Excerpt from a dataset:
....

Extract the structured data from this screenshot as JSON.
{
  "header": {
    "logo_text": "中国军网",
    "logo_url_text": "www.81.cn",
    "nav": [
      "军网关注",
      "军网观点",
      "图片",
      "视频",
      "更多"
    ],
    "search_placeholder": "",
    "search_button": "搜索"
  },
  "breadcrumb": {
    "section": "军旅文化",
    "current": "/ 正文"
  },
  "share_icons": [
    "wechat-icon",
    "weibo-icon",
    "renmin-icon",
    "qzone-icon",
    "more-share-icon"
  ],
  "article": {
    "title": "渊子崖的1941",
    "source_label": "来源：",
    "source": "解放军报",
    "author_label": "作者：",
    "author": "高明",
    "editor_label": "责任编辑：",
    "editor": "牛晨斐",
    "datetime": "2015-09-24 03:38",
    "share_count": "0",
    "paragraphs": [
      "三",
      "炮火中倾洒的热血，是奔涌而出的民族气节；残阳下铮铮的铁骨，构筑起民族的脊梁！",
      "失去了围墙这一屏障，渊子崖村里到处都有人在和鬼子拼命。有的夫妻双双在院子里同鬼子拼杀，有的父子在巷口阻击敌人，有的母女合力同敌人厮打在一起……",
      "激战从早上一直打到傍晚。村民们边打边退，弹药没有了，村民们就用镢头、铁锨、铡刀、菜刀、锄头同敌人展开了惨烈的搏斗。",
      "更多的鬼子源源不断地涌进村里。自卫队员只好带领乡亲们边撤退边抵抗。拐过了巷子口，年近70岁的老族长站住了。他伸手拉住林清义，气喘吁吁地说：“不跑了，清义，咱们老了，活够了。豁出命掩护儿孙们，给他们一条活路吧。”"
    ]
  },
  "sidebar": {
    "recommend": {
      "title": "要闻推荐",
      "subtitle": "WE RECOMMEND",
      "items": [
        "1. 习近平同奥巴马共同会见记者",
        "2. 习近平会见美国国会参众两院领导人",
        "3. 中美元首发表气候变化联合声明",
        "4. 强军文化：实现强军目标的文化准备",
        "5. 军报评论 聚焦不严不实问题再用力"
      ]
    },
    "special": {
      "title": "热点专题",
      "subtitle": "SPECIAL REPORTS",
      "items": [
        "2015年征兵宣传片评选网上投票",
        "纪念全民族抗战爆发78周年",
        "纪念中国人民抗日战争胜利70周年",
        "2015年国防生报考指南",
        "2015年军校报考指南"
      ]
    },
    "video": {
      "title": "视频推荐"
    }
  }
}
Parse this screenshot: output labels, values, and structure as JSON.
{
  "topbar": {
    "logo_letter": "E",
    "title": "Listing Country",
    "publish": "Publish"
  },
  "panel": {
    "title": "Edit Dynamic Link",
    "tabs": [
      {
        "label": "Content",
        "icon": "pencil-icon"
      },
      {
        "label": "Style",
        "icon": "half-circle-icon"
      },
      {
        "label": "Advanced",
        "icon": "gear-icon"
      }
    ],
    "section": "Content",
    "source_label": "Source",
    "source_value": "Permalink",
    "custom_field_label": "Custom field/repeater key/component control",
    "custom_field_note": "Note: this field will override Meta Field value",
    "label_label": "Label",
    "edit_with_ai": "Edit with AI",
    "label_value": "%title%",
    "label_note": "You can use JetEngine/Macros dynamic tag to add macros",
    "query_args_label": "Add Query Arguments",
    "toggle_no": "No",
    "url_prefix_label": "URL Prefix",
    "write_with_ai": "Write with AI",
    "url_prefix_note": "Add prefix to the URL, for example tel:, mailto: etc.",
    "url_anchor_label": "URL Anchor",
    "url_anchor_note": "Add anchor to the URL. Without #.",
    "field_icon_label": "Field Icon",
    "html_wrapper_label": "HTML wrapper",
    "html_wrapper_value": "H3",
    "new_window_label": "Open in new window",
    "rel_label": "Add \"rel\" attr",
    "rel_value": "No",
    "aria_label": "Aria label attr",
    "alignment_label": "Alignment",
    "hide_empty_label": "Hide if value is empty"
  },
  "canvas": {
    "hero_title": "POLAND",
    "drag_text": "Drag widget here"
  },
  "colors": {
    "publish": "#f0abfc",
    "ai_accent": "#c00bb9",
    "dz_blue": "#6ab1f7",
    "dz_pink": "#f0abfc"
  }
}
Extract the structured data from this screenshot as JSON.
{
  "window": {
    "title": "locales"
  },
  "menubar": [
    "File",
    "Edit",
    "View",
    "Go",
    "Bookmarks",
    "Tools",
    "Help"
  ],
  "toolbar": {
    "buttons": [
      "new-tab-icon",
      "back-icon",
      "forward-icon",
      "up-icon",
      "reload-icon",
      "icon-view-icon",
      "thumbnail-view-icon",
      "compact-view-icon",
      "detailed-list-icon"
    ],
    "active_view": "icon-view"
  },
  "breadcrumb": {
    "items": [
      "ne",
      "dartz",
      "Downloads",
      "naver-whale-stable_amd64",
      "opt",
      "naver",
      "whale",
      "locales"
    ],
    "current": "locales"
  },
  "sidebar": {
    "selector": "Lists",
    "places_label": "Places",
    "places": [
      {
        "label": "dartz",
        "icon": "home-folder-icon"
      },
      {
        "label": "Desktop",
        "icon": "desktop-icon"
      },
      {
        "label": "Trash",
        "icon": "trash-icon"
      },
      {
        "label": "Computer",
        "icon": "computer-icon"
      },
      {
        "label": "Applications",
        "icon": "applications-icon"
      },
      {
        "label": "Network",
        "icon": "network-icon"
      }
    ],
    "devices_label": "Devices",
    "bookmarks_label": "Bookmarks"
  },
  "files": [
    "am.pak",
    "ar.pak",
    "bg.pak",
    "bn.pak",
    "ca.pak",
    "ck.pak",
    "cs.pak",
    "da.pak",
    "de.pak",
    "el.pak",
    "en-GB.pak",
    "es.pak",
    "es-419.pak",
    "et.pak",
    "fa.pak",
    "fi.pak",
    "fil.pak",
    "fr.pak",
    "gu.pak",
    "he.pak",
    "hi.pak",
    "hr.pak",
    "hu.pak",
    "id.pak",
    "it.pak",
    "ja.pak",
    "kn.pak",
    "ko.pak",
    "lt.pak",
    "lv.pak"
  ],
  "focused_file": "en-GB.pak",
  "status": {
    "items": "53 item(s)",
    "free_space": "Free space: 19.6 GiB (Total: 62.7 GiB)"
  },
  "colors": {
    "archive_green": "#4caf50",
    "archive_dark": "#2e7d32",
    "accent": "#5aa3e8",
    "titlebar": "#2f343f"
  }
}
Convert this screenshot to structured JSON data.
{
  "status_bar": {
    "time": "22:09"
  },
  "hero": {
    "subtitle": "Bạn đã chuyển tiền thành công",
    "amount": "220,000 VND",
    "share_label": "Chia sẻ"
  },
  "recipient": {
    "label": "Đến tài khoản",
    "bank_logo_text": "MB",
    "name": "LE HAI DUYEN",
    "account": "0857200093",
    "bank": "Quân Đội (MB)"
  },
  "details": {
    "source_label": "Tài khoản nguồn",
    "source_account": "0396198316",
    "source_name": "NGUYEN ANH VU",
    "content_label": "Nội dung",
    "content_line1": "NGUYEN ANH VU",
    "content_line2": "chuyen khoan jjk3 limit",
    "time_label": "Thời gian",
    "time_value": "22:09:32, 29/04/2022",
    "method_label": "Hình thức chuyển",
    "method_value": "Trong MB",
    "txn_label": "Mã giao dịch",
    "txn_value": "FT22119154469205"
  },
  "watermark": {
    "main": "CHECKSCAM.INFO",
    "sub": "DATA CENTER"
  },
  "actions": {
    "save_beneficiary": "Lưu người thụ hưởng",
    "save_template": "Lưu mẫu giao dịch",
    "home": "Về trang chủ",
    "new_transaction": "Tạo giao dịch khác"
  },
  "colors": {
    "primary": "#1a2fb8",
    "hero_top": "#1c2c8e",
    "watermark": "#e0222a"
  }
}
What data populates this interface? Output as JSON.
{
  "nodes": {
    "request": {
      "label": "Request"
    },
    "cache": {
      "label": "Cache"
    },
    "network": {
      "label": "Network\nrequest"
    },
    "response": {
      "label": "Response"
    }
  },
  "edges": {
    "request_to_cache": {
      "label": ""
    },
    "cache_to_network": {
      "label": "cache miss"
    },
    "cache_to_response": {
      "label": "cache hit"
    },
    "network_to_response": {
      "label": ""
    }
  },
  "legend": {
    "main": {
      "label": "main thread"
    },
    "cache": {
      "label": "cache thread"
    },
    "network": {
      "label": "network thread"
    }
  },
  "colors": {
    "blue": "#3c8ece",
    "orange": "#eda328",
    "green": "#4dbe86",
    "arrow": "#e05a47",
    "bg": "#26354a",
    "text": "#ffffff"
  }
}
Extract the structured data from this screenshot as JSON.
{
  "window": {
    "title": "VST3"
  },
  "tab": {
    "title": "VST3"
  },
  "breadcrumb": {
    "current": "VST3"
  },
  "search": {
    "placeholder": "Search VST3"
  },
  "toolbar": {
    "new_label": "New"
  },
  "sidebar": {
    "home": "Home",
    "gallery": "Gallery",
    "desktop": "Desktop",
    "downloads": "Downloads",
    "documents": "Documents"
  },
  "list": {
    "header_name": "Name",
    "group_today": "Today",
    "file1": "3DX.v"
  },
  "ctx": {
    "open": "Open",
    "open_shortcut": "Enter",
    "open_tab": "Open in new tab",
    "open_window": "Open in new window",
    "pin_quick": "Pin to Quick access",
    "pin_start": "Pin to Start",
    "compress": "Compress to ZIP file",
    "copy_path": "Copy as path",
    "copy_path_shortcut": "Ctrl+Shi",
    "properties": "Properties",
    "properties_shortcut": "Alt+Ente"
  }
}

....

* **Aim**: Select all lines in the listing that include the word "Bookmarks".

* **Task solution**:
    "Bookmarks",
    "bookmarks_label": "Bookmarks"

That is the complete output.